* start Dataset records *

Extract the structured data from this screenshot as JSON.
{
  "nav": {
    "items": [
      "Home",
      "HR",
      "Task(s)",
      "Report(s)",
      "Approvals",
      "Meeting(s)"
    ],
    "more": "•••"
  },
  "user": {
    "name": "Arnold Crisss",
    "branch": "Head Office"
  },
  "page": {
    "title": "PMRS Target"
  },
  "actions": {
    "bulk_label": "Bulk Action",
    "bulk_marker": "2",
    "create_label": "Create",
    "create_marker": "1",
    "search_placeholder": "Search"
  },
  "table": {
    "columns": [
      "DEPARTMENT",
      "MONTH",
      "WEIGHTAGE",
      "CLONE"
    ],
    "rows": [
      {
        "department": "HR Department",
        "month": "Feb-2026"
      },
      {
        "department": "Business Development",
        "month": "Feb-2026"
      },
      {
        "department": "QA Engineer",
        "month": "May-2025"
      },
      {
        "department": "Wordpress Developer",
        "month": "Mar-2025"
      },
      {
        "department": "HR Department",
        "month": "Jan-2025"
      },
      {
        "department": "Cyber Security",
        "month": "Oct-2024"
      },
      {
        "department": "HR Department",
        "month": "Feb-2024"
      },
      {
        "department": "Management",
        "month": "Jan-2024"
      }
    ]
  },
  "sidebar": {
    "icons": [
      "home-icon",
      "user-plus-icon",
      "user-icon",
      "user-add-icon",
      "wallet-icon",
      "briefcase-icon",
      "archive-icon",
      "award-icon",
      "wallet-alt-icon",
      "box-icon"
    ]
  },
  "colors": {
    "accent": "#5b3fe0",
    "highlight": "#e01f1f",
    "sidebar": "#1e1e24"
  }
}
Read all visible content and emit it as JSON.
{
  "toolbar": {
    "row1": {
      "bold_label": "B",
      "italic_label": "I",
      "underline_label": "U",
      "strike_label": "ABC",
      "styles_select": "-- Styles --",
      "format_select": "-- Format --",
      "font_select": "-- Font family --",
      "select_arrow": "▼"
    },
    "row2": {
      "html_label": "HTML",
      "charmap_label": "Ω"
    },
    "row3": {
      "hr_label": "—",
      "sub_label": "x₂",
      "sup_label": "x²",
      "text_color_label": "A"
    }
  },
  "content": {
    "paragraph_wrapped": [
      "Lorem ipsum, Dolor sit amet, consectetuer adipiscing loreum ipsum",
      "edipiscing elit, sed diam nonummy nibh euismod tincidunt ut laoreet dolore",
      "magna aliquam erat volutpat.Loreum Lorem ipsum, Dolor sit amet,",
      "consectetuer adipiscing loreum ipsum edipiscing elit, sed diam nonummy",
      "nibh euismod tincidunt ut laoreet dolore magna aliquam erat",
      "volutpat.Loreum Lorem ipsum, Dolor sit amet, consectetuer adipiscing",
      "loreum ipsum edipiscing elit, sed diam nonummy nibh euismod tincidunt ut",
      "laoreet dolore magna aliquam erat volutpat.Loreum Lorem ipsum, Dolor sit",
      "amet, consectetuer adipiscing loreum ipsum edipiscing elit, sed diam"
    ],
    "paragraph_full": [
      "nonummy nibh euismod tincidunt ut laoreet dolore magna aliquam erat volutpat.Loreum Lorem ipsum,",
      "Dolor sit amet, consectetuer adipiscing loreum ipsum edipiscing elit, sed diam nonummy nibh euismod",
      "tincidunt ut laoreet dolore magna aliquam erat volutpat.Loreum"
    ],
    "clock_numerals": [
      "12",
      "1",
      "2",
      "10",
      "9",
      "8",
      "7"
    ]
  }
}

* end Dataset records *

◆ Stated problem: Please copy out each record, character for character.

◆ Correct output:
Extract the structured data from this screenshot as JSON.
{
  "nav": {
    "items": [
      "Home",
      "HR",
      "Task(s)",
      "Report(s)",
      "Approvals",
      "Meeting(s)"
    ],
    "more": "•••"
  },
  "user": {
    "name": "Arnold Crisss",
    "branch": "Head Office"
  },
  "page": {
    "title": "PMRS Target"
  },
  "actions": {
    "bulk_label": "Bulk Action",
    "bulk_marker": "2",
    "create_label": "Create",
    "create_marker": "1",
    "search_placeholder": "Search"
  },
  "table": {
    "columns": [
      "DEPARTMENT",
      "MONTH",
      "WEIGHTAGE",
      "CLONE"
    ],
    "rows": [
      {
        "department": "HR Department",
        "month": "Feb-2026"
      },
      {
        "department": "Business Development",
        "month": "Feb-2026"
      },
      {
        "department": "QA Engineer",
        "month": "May-2025"
      },
      {
        "department": "Wordpress Developer",
        "month": "Mar-2025"
      },
      {
        "department": "HR Department",
        "month": "Jan-2025"
      },
      {
        "department": "Cyber Security",
        "month": "Oct-2024"
      },
      {
        "department": "HR Department",
        "month": "Feb-2024"
      },
      {
        "department": "Management",
        "month": "Jan-2024"
      }
    ]
  },
  "sidebar": {
    "icons": [
      "home-icon",
      "user-plus-icon",
      "user-icon",
      "user-add-icon",
      "wallet-icon",
      "briefcase-icon",
      "archive-icon",
      "award-icon",
      "wallet-alt-icon",
      "box-icon"
    ]
  },
  "colors": {
    "accent": "#5b3fe0",
    "highlight": "#e01f1f",
    "sidebar": "#1e1e24"
  }
}
Read all visible content and emit it as JSON.
{
  "toolbar": {
    "row1": {
      "bold_label": "B",
      "italic_label": "I",
      "underline_label": "U",
      "strike_label": "ABC",
      "styles_select": "-- Styles --",
      "format_select": "-- Format --",
      "font_select": "-- Font family --",
      "select_arrow": "▼"
    },
    "row2": {
      "html_label": "HTML",
      "charmap_label": "Ω"
    },
    "row3": {
      "hr_label": "—",
      "sub_label": "x₂",
      "sup_label": "x²",
      "text_color_label": "A"
    }
  },
  "content": {
    "paragraph_wrapped": [
      "Lorem ipsum, Dolor sit amet, consectetuer adipiscing loreum ipsum",
      "edipiscing elit, sed diam nonummy nibh euismod tincidunt ut laoreet dolore",
      "magna aliquam erat volutpat.Loreum Lorem ipsum, Dolor sit amet,",
      "consectetuer adipiscing loreum ipsum edipiscing elit, sed diam nonummy",
      "nibh euismod tincidunt ut laoreet dolore magna aliquam erat",
      "volutpat.Loreum Lorem ipsum, Dolor sit amet, consectetuer adipiscing",
      "loreum ipsum edipiscing elit, sed diam nonummy nibh euismod tincidunt ut",
      "laoreet dolore magna aliquam erat volutpat.Loreum Lorem ipsum, Dolor sit",
      "amet, consectetuer adipiscing loreum ipsum edipiscing elit, sed diam"
    ],
    "paragraph_full": [
      "nonummy nibh euismod tincidunt ut laoreet dolore magna aliquam erat volutpat.Loreum Lorem ipsum,",
      "Dolor sit amet, consectetuer adipiscing loreum ipsum edipiscing elit, sed diam nonummy nibh euismod",
      "tincidunt ut laoreet dolore magna aliquam erat volutpat.Loreum"
    ],
    "clock_numerals": [
      "12",
      "1",
      "2",
      "10",
      "9",
      "8",
      "7"
    ]
  }
}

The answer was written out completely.